# [REQUEST]
State how many lines in the records hold the word "have", giving the number and no other text.

= = = = =

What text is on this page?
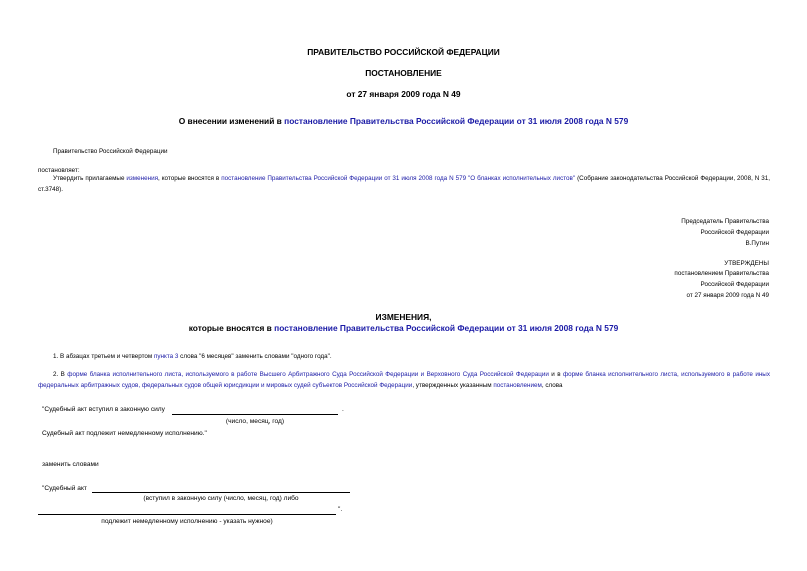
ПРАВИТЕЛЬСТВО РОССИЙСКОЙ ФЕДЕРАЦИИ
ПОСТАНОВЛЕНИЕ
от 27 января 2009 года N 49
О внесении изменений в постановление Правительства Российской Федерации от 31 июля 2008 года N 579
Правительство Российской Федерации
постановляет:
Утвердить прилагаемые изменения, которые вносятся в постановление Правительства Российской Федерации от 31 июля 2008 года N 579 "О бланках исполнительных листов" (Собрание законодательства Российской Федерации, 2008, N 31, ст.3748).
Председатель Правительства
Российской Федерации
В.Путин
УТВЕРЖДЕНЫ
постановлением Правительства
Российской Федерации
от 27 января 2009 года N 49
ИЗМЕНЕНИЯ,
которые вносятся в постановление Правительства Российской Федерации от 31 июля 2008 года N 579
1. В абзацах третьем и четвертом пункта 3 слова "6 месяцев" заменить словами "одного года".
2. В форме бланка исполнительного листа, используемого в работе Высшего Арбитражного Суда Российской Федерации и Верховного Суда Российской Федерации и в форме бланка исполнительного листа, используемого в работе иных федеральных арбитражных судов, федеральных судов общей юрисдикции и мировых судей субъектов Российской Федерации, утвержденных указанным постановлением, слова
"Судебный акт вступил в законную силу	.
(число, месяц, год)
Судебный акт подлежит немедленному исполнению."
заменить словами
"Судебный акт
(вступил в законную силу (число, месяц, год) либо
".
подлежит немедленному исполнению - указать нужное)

= = = = =

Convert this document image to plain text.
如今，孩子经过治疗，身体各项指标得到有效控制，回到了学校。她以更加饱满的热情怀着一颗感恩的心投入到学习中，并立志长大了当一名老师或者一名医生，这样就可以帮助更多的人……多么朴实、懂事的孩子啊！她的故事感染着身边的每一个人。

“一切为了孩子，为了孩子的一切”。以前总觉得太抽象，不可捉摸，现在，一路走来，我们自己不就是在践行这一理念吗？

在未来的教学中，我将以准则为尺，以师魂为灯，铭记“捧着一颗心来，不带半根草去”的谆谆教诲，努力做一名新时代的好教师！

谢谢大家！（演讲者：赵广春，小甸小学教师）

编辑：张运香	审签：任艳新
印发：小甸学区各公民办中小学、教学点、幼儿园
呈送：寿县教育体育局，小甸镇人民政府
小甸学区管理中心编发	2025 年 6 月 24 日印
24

= = = = =

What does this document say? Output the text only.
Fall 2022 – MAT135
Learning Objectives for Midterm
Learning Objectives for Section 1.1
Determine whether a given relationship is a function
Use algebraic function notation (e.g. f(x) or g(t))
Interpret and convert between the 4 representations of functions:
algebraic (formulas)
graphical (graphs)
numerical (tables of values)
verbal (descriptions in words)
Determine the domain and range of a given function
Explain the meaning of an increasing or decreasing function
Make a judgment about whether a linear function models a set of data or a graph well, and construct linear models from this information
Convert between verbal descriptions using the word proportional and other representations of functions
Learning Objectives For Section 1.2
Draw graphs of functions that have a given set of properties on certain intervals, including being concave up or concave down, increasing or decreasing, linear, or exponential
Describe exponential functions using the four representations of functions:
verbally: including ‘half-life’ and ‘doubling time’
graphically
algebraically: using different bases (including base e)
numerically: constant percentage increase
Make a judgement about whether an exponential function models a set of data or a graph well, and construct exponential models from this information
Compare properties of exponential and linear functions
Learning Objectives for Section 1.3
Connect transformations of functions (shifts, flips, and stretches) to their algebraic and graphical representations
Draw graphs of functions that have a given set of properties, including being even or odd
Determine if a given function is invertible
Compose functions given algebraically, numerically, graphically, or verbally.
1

= = = = =

# [OUTPUT OF THE TASK]
2